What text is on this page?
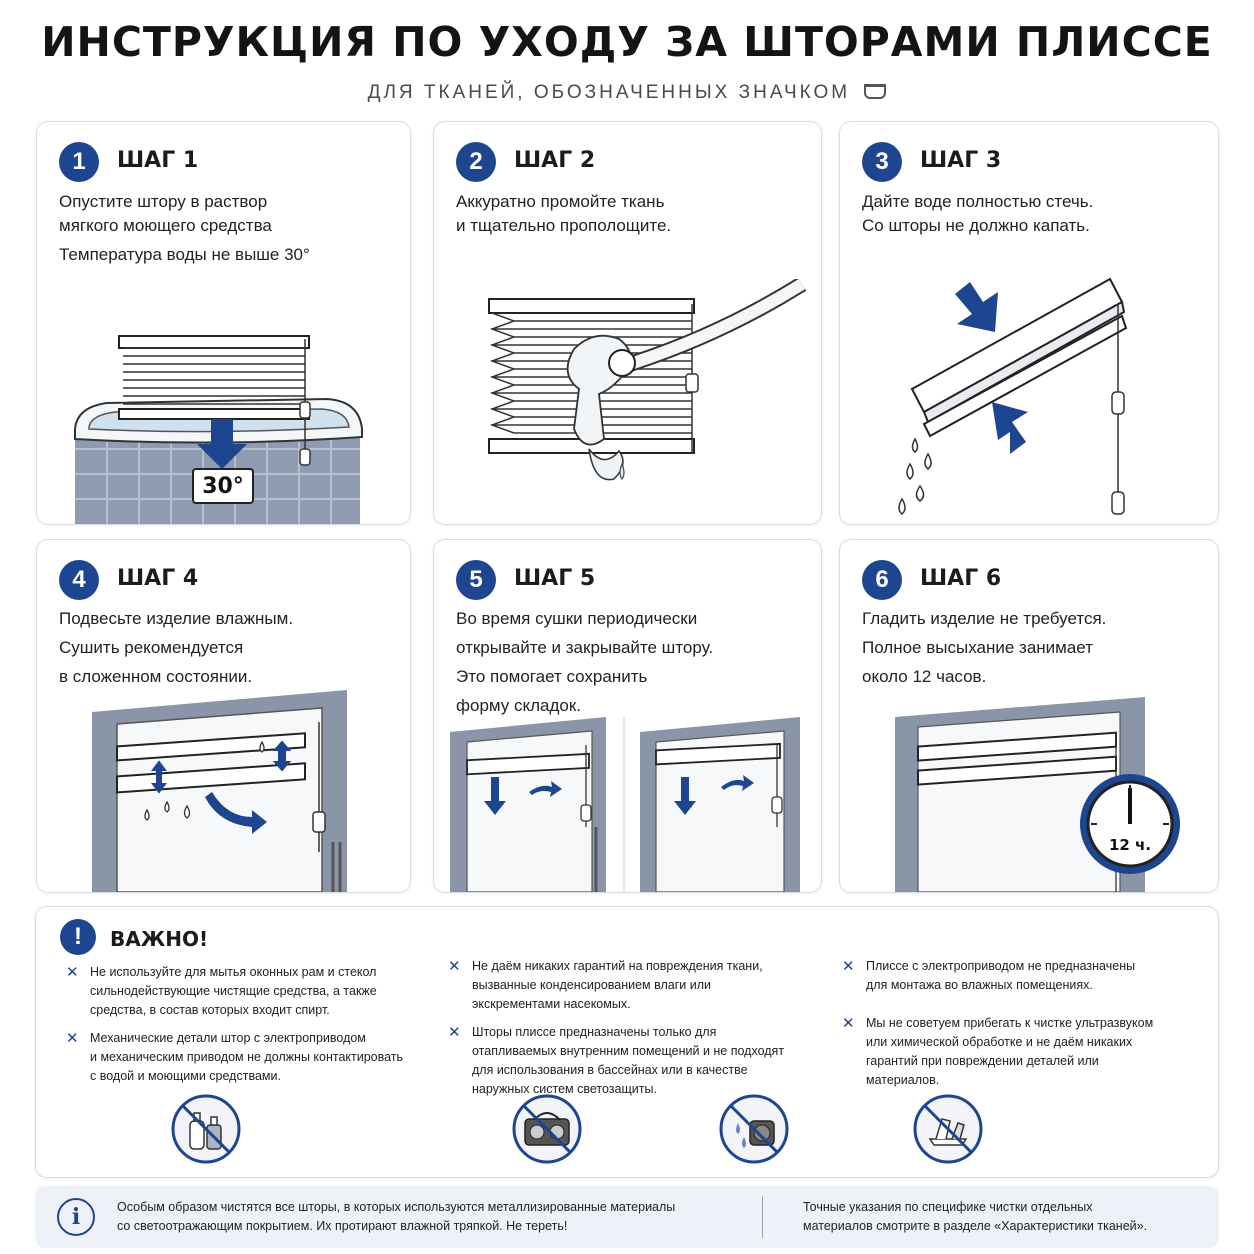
ИНСТРУКЦИЯ ПО УХОДУ ЗА ШТОРАМИ ПЛИССЕ
ДЛЯ ТКАНЕЙ, ОБОЗНАЧЕННЫХ ЗНАЧКОМ
1	ШАГ 1
Опустите штору в раствор
мягкого моющего средства
Температура воды не выше 30°
30°
2	ШАГ 2
Аккуратно промойте ткань
и тщательно прополощите.
3	ШАГ 3
Дайте воде полностью стечь.
Со шторы не должно капать.
4	ШАГ 4
Подвесьте изделие влажным.
Сушить рекомендуется
в сложенном состоянии.
5	ШАГ 5
Во время сушки периодически
открывайте и закрывайте штору.
Это помогает сохранить
форму складок.
6	ШАГ 6
Гладить изделие не требуется.
Полное высыхание занимает
около 12 часов.
12 ч.
!	ВАЖНО!
✕ Не используйте для мытья оконных рам и стекол
сильнодействующие чистящие средства, а также
средства, в состав которых входит спирт.
✕ Механические детали штор с электроприводом
и механическим приводом не должны контактировать
с водой и моющими средствами.
✕ Не даём никаких гарантий на повреждения ткани,
вызванные конденсированием влаги или
экскрементами насекомых.
✕ Шторы плиссе предназначены только для
отапливаемых внутренним помещений и не подходят
для использования в бассейнах или в качестве
наружных систем светозащиты.
✕ Плиссе с электроприводом не предназначены
для монтажа во влажных помещениях.
✕ Мы не советуем прибегать к чистке ультразвуком
или химической обработке и не даём никаких
гарантий при повреждении деталей или
материалов.
i	Особым образом чистятся все шторы, в которых используются металлизированные материалы
со светоотражающим покрытием. Их протирают влажной тряпкой. Не тереть!
Точные указания по специфике чистки отдельных
материалов смотрите в разделе «Характеристики тканей».
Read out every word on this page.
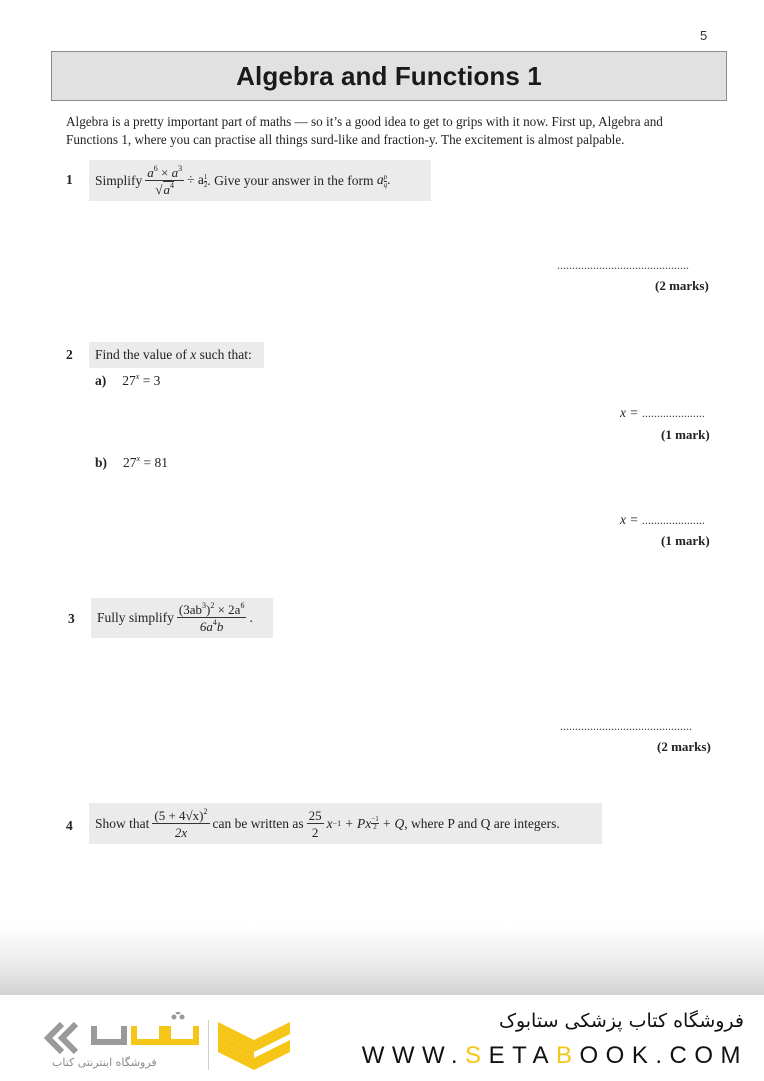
5
Algebra and Functions 1
Algebra is a pretty important part of maths — so it’s a good idea to get to grips with it now. First up, Algebra and Functions 1, where you can practise all things surd-like and fraction-y. The excitement is almost palpable.
1 Simplify $\frac{a^6 \times a^3}{√a^4} \div a \frac{1}{2}$ . Give your answer in the form
a $\frac{p}{q}$ .
............................................
(2 marks)
2 Find the value of
x
such that:
a) $27^x = 3$
x = .....................
(1 mark)
b) $27^x = 81$
x = .....................
(1 mark)
3 Fully simplify $\frac{(3ab^3)^2 \times 2a^6}{6a^4b}$ .
............................................
(2 marks)
4 Show that $\frac{(5 + 4√x)^2}{2x}$ can be written as $\frac{25}{2}$ x −1
+ Px −1
2
+ Q , where P and Q are integers.
فروشگاه اینترنتی کتاب
فروشگاه کتاب پزشکی ستابوک
WWW.SETABOOK.COM
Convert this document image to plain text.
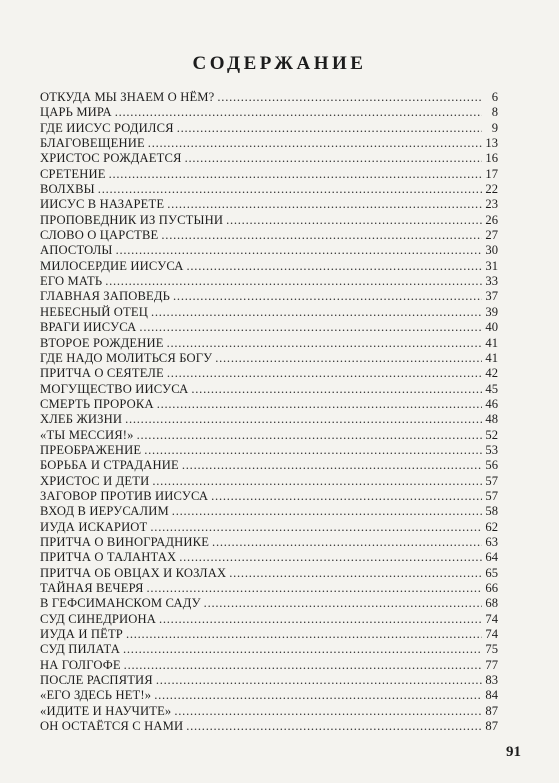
СОДЕРЖАНИЕ
ОТКУДА МЫ ЗНАЕМ О НЁМ? . . .	6
ЦАРЬ МИРА . . .	8
ГДЕ ИИСУС РОДИЛСЯ . . .	9
БЛАГОВЕЩЕНИЕ . . .	13
ХРИСТОС РОЖДАЕТСЯ . . .	16
СРЕТЕНИЕ . . .	17
ВОЛХВЫ . . .	22
ИИСУС В НАЗАРЕТЕ . . .	23
ПРОПОВЕДНИК ИЗ ПУСТЫНИ . . .	26
СЛОВО О ЦАРСТВЕ . . .	27
АПОСТОЛЫ . . .	30
МИЛОСЕРДИЕ ИИСУСА . . .	31
ЕГО МАТЬ . . .	33
ГЛАВНАЯ ЗАПОВЕДЬ . . .	37
НЕБЕСНЫЙ ОТЕЦ . . .	39
ВРАГИ ИИСУСА . . .	40
ВТОРОЕ РОЖДЕНИЕ . . .	41
ГДЕ НАДО МОЛИТЬСЯ БОГУ . . .	41
ПРИТЧА О СЕЯТЕЛЕ . . .	42
МОГУЩЕСТВО ИИСУСА . . .	45
СМЕРТЬ ПРОРОКА . . .	46
ХЛЕБ ЖИЗНИ . . .	48
«ТЫ МЕССИЯ!» . . .	52
ПРЕОБРАЖЕНИЕ . . .	53
БОРЬБА И СТРАДАНИЕ . . .	56
ХРИСТОС И ДЕТИ . . .	57
ЗАГОВОР ПРОТИВ ИИСУСА . . .	57
ВХОД В ИЕРУСАЛИМ . . .	58
ИУДА ИСКАРИОТ . . .	62
ПРИТЧА О ВИНОГРАДНИКЕ . . .	63
ПРИТЧА О ТАЛАНТАХ . . .	64
ПРИТЧА ОБ ОВЦАХ И КОЗЛАХ . . .	65
ТАЙНАЯ ВЕЧЕРЯ . . .	66
В ГЕФСИМАНСКОМ САДУ . . .	68
СУД СИНЕДРИОНА . . .	74
ИУДА И ПЁТР . . .	74
СУД ПИЛАТА . . .	75
НА ГОЛГОФЕ . . .	77
ПОСЛЕ РАСПЯТИЯ . . .	83
«ЕГО ЗДЕСЬ НЕТ!» . . .	84
«ИДИТЕ И НАУЧИТЕ» . . .	87
ОН ОСТАЁТСЯ С НАМИ . . .	87
91
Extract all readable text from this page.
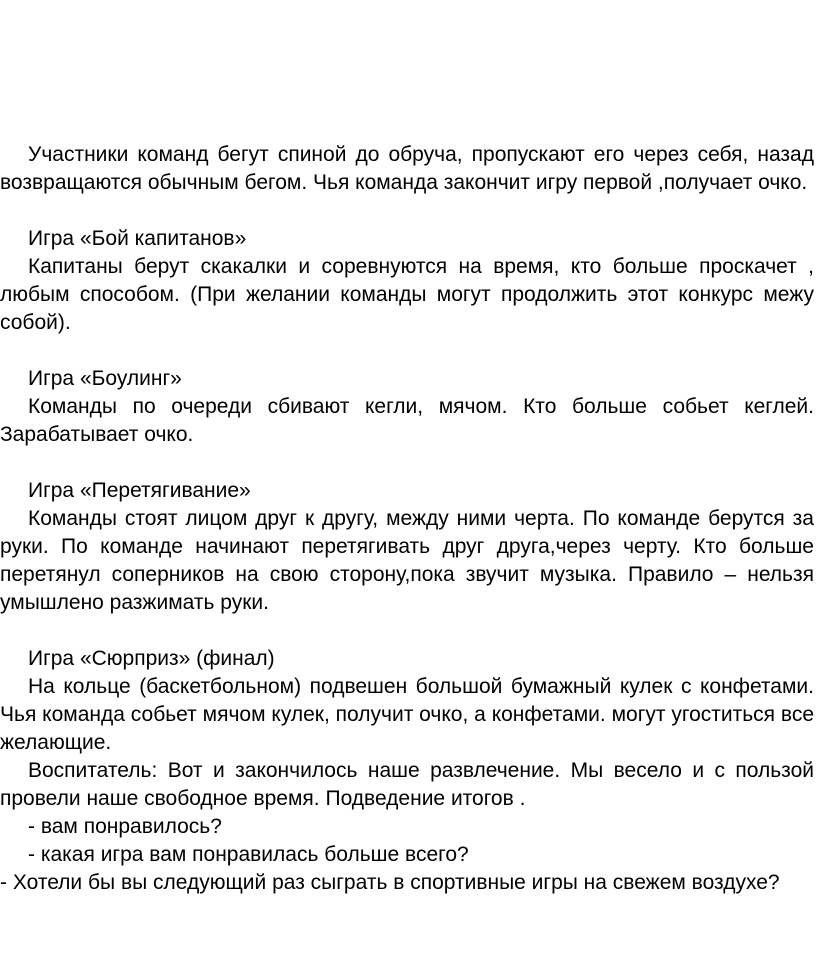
Участники команд бегут спиной до обруча, пропускают его через себя, назад возвращаются обычным бегом. Чья команда закончит игру первой ,получает очко.

Игра «Бой капитанов»

Капитаны берут скакалки и соревнуются на время, кто больше проскачет , любым способом. (При желании команды могут продолжить этот конкурс межу собой).

Игра «Боулинг»

Команды по очереди сбивают кегли, мячом. Кто больше собьет кеглей. Зарабатывает очко.

Игра «Перетягивание»

Команды стоят лицом друг к другу, между ними черта. По команде берутся за руки. По команде начинают перетягивать друг друга,через черту. Кто больше перетянул соперников на свою сторону,пока звучит музыка. Правило – нельзя умышлено разжимать руки.

Игра «Сюрприз» (финал)

На кольце (баскетбольном) подвешен большой бумажный кулек с конфетами. Чья команда собьет мячом кулек, получит очко, а конфетами. могут угоститься все желающие.

Воспитатель: Вот и закончилось наше развлечение. Мы весело и с пользой провели наше свободное время. Подведение итогов .

- вам понравилось?

- какая игра вам понравилась больше всего?

- Хотели бы вы следующий раз сыграть в спортивные игры на свежем воздухе?
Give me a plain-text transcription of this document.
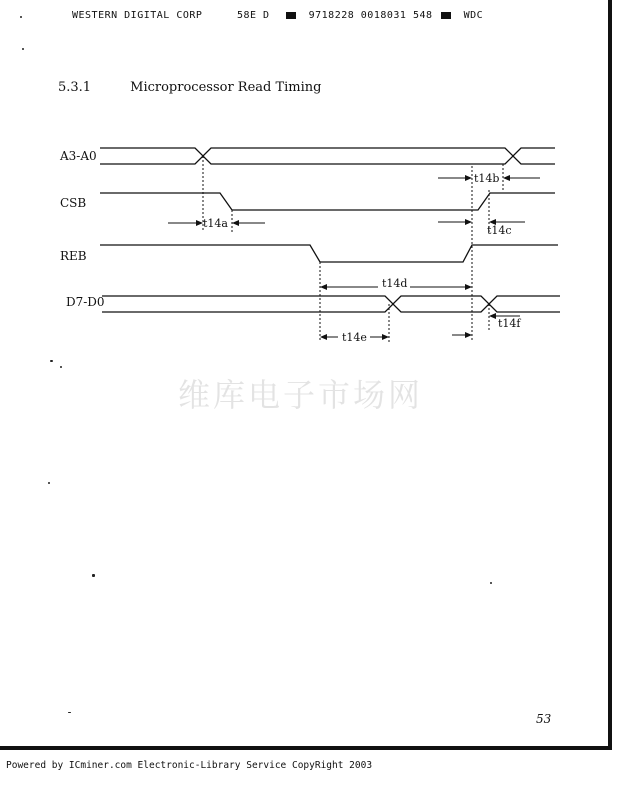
WESTERN DIGITAL CORP	58E D	9718228 0018031 548	WDC
5.3.1	Microprocessor Read Timing
A3-A0
CSB
REB
D7-D0
t14a
t14b
t14c
t14d
t14e
t14f
维库电子市场网
53
Powered by ICminer.com Electronic-Library Service CopyRight 2003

## [PROBLEM STATEMENT]
Restate the entire listing word for word, excluding pictures.

## [RESPONSE BELOW]
What text is on this page?
ИНСТРУКЦИЯ ПО УХОДУ ЗА ШТОРАМИ ПЛИССЕ
ДЛЯ ТКАНЕЙ, ОБОЗНАЧЕННЫХ ЗНАЧКОМ
1	ШАГ 1
Опустите штору в раствор
мягкого моющего средства
Температура воды не выше 30°
30°
2	ШАГ 2
Аккуратно промойте ткань
и тщательно прополощите.
3	ШАГ 3
Дайте воде полностью стечь.
Со шторы не должно капать.
4	ШАГ 4
Подвесьте изделие влажным.
Сушить рекомендуется
в сложенном состоянии.
5	ШАГ 5
Во время сушки периодически
открывайте и закрывайте штору.
Это помогает сохранить
форму складок.
6	ШАГ 6
Гладить изделие не требуется.
Полное высыхание занимает
около 12 часов.
12 ч.
!	ВАЖНО!
✕ Не используйте для мытья оконных рам и стекол
сильнодействующие чистящие средства, а также
средства, в состав которых входит спирт.
✕ Механические детали штор с электроприводом
и механическим приводом не должны контактировать
с водой и моющими средствами.
✕ Не даём никаких гарантий на повреждения ткани,
вызванные конденсированием влаги или
экскрементами насекомых.
✕ Шторы плиссе предназначены только для
отапливаемых внутренним помещений и не подходят
для использования в бассейнах или в качестве
наружных систем светозащиты.
✕ Плиссе с электроприводом не предназначены
для монтажа во влажных помещениях.
✕ Мы не советуем прибегать к чистке ультразвуком
или химической обработке и не даём никаких
гарантий при повреждении деталей или
материалов.
i	Особым образом чистятся все шторы, в которых используются металлизированные материалы
со светоотражающим покрытием. Их протирают влажной тряпкой. Не тереть!
Точные указания по специфике чистки отдельных
материалов смотрите в разделе «Характеристики тканей».
Read out every word on this page.
5
Algebra and Functions 1
Algebra is a pretty important part of maths — so it’s a good idea to get to grips with it now. First up, Algebra and Functions 1, where you can practise all things surd-like and fraction-y. The excitement is almost palpable.
1 Simplify $\frac{a^6 \times a^3}{√a^4} \div a \frac{1}{2}$ . Give your answer in the form
a $\frac{p}{q}$ .
............................................
(2 marks)
2 Find the value of
x
such that:
a) $27^x = 3$
x = .....................
(1 mark)
b) $27^x = 81$
x = .....................
(1 mark)
3 Fully simplify $\frac{(3ab^3)^2 \times 2a^6}{6a^4b}$ .
............................................
(2 marks)
4 Show that $\frac{(5 + 4√x)^2}{2x}$ can be written as $\frac{25}{2}$ x −1
+ Px −1
2
+ Q , where P and Q are integers.
فروشگاه اینترنتی کتاب
فروشگاه کتاب پزشکی ستابوک
WWW.SETABOOK.COM
Convert this document image to plain text.
СОДЕРЖАНИЕ
ОТКУДА МЫ ЗНАЕМ О НЁМ? . . .	6
ЦАРЬ МИРА . . .	8
ГДЕ ИИСУС РОДИЛСЯ . . .	9
БЛАГОВЕЩЕНИЕ . . .	13
ХРИСТОС РОЖДАЕТСЯ . . .	16
СРЕТЕНИЕ . . .	17
ВОЛХВЫ . . .	22
ИИСУС В НАЗАРЕТЕ . . .	23
ПРОПОВЕДНИК ИЗ ПУСТЫНИ . . .	26
СЛОВО О ЦАРСТВЕ . . .	27
АПОСТОЛЫ . . .	30
МИЛОСЕРДИЕ ИИСУСА . . .	31
ЕГО МАТЬ . . .	33
ГЛАВНАЯ ЗАПОВЕДЬ . . .	37
НЕБЕСНЫЙ ОТЕЦ . . .	39
ВРАГИ ИИСУСА . . .	40
ВТОРОЕ РОЖДЕНИЕ . . .	41
ГДЕ НАДО МОЛИТЬСЯ БОГУ . . .	41
ПРИТЧА О СЕЯТЕЛЕ . . .	42
МОГУЩЕСТВО ИИСУСА . . .	45
СМЕРТЬ ПРОРОКА . . .	46
ХЛЕБ ЖИЗНИ . . .	48
«ТЫ МЕССИЯ!» . . .	52
ПРЕОБРАЖЕНИЕ . . .	53
БОРЬБА И СТРАДАНИЕ . . .	56
ХРИСТОС И ДЕТИ . . .	57
ЗАГОВОР ПРОТИВ ИИСУСА . . .	57
ВХОД В ИЕРУСАЛИМ . . .	58
ИУДА ИСКАРИОТ . . .	62
ПРИТЧА О ВИНОГРАДНИКЕ . . .	63
ПРИТЧА О ТАЛАНТАХ . . .	64
ПРИТЧА ОБ ОВЦАХ И КОЗЛАХ . . .	65
ТАЙНАЯ ВЕЧЕРЯ . . .	66
В ГЕФСИМАНСКОМ САДУ . . .	68
СУД СИНЕДРИОНА . . .	74
ИУДА И ПЁТР . . .	74
СУД ПИЛАТА . . .	75
НА ГОЛГОФЕ . . .	77
ПОСЛЕ РАСПЯТИЯ . . .	83
«ЕГО ЗДЕСЬ НЕТ!» . . .	84
«ИДИТЕ И НАУЧИТЕ» . . .	87
ОН ОСТАЁТСЯ С НАМИ . . .	87
91
Extract all readable text from this page.
Участники команд бегут спиной до обруча, пропускают его через себя, назад возвращаются обычным бегом. Чья команда закончит игру первой ,получает очко.

Игра «Бой капитанов»

Капитаны берут скакалки и соревнуются на время, кто больше проскачет , любым способом. (При желании команды могут продолжить этот конкурс межу собой).

Игра «Боулинг»

Команды по очереди сбивают кегли, мячом. Кто больше собьет кеглей. Зарабатывает очко.

Игра «Перетягивание»

Команды стоят лицом друг к другу, между ними черта. По команде берутся за руки. По команде начинают перетягивать друг друга,через черту. Кто больше перетянул соперников на свою сторону,пока звучит музыка. Правило – нельзя умышлено разжимать руки.

Игра «Сюрприз» (финал)

На кольце (баскетбольном) подвешен большой бумажный кулек с конфетами. Чья команда собьет мячом кулек, получит очко, а конфетами. могут угоститься все желающие.

Воспитатель: Вот и закончилось наше развлечение. Мы весело и с пользой провели наше свободное время. Подведение итогов .

- вам понравилось?

- какая игра вам понравилась больше всего?

- Хотели бы вы следующий раз сыграть в спортивные игры на свежем воздухе?
Give me a plain-text transcription of this document.
WESTERN DIGITAL CORP	58E D	9718228 0018031 548	WDC
5.3.1	Microprocessor Read Timing
A3-A0
CSB
REB
D7-D0
t14a
t14b
t14c
t14d
t14e
t14f
维库电子市场网
53
Powered by ICminer.com Electronic-Library Service CopyRight 2003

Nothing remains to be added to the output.